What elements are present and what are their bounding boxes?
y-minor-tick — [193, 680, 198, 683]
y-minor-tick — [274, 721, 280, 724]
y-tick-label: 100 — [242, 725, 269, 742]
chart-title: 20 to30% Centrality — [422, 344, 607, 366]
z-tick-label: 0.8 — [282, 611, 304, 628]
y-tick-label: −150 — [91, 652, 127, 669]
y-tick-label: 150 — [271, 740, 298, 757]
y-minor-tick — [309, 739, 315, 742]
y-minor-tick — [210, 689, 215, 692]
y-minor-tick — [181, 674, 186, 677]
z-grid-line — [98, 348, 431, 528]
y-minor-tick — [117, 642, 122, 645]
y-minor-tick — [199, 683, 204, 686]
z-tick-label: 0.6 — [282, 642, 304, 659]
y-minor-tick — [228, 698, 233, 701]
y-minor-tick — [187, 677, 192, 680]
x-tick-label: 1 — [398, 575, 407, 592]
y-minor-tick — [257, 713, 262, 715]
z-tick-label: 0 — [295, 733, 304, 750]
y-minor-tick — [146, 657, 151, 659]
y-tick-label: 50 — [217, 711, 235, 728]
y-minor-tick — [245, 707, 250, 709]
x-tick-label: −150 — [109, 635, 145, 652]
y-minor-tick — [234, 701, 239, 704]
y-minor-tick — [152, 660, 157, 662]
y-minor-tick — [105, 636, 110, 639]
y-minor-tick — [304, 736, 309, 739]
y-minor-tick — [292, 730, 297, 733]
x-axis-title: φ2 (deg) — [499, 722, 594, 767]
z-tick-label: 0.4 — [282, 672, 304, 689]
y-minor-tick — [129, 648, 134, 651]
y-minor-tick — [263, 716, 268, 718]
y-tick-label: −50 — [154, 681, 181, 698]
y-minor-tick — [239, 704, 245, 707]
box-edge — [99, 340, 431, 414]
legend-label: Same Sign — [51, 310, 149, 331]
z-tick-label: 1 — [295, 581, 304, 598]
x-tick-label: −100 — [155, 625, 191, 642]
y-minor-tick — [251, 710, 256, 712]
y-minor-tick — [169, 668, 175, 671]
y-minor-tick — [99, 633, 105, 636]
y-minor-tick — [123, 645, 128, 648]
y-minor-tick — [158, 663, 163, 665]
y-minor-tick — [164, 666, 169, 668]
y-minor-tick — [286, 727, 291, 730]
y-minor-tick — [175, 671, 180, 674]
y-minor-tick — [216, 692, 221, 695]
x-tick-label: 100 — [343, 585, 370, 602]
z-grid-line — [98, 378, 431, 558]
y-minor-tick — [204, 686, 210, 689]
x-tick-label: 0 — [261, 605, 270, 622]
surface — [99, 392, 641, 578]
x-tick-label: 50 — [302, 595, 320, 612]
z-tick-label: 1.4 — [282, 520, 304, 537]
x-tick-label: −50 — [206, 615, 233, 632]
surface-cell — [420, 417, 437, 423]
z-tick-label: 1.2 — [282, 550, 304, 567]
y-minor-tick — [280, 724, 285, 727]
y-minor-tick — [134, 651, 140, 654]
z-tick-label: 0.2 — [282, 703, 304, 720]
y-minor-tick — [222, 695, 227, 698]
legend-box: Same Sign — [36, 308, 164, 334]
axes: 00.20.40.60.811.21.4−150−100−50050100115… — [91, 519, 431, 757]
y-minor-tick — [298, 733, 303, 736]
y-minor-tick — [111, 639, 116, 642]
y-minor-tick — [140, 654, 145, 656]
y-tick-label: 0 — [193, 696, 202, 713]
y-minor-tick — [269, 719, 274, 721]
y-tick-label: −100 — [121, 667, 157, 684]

================================

● Exercise requirements: Print all of the entries above line by line, keeping each one unchanged.

● Finished answer:
What elements are present and what are their bounding boxes?
y-minor-tick — [193, 680, 198, 683]
y-minor-tick — [274, 721, 280, 724]
y-tick-label: 100 — [242, 725, 269, 742]
chart-title: 20 to30% Centrality — [422, 344, 607, 366]
z-tick-label: 0.8 — [282, 611, 304, 628]
y-tick-label: −150 — [91, 652, 127, 669]
y-tick-label: 150 — [271, 740, 298, 757]
y-minor-tick — [309, 739, 315, 742]
y-minor-tick — [210, 689, 215, 692]
y-minor-tick — [181, 674, 186, 677]
z-grid-line — [98, 348, 431, 528]
y-minor-tick — [117, 642, 122, 645]
y-minor-tick — [199, 683, 204, 686]
z-tick-label: 0.6 — [282, 642, 304, 659]
y-minor-tick — [228, 698, 233, 701]
y-minor-tick — [187, 677, 192, 680]
x-tick-label: 1 — [398, 575, 407, 592]
y-minor-tick — [257, 713, 262, 715]
z-tick-label: 0 — [295, 733, 304, 750]
y-minor-tick — [146, 657, 151, 659]
y-tick-label: 50 — [217, 711, 235, 728]
y-minor-tick — [245, 707, 250, 709]
x-tick-label: −150 — [109, 635, 145, 652]
y-minor-tick — [234, 701, 239, 704]
y-minor-tick — [152, 660, 157, 662]
y-minor-tick — [105, 636, 110, 639]
y-minor-tick — [304, 736, 309, 739]
y-minor-tick — [292, 730, 297, 733]
x-axis-title: φ2 (deg) — [499, 722, 594, 767]
z-tick-label: 0.4 — [282, 672, 304, 689]
y-minor-tick — [129, 648, 134, 651]
y-minor-tick — [263, 716, 268, 718]
y-tick-label: −50 — [154, 681, 181, 698]
y-minor-tick — [239, 704, 245, 707]
box-edge — [99, 340, 431, 414]
legend-label: Same Sign — [51, 310, 149, 331]
z-tick-label: 1 — [295, 581, 304, 598]
x-tick-label: −100 — [155, 625, 191, 642]
y-minor-tick — [251, 710, 256, 712]
y-minor-tick — [169, 668, 175, 671]
y-minor-tick — [99, 633, 105, 636]
y-minor-tick — [123, 645, 128, 648]
y-minor-tick — [158, 663, 163, 665]
y-minor-tick — [164, 666, 169, 668]
y-minor-tick — [286, 727, 291, 730]
y-minor-tick — [175, 671, 180, 674]
y-minor-tick — [216, 692, 221, 695]
x-tick-label: 100 — [343, 585, 370, 602]
z-grid-line — [98, 378, 431, 558]
y-minor-tick — [204, 686, 210, 689]
x-tick-label: 0 — [261, 605, 270, 622]
surface — [99, 392, 641, 578]
x-tick-label: 50 — [302, 595, 320, 612]
z-tick-label: 1.4 — [282, 520, 304, 537]
x-tick-label: −50 — [206, 615, 233, 632]
surface-cell — [420, 417, 437, 423]
z-tick-label: 1.2 — [282, 550, 304, 567]
y-minor-tick — [280, 724, 285, 727]
y-minor-tick — [134, 651, 140, 654]
z-tick-label: 0.2 — [282, 703, 304, 720]
y-minor-tick — [222, 695, 227, 698]
legend-box: Same Sign — [36, 308, 164, 334]
axes: 00.20.40.60.811.21.4−150−100−50050100115… — [91, 519, 431, 757]
y-minor-tick — [298, 733, 303, 736]
y-minor-tick — [111, 639, 116, 642]
y-minor-tick — [140, 654, 145, 656]
y-tick-label: 0 — [193, 696, 202, 713]
y-minor-tick — [269, 719, 274, 721]
y-tick-label: −100 — [121, 667, 157, 684]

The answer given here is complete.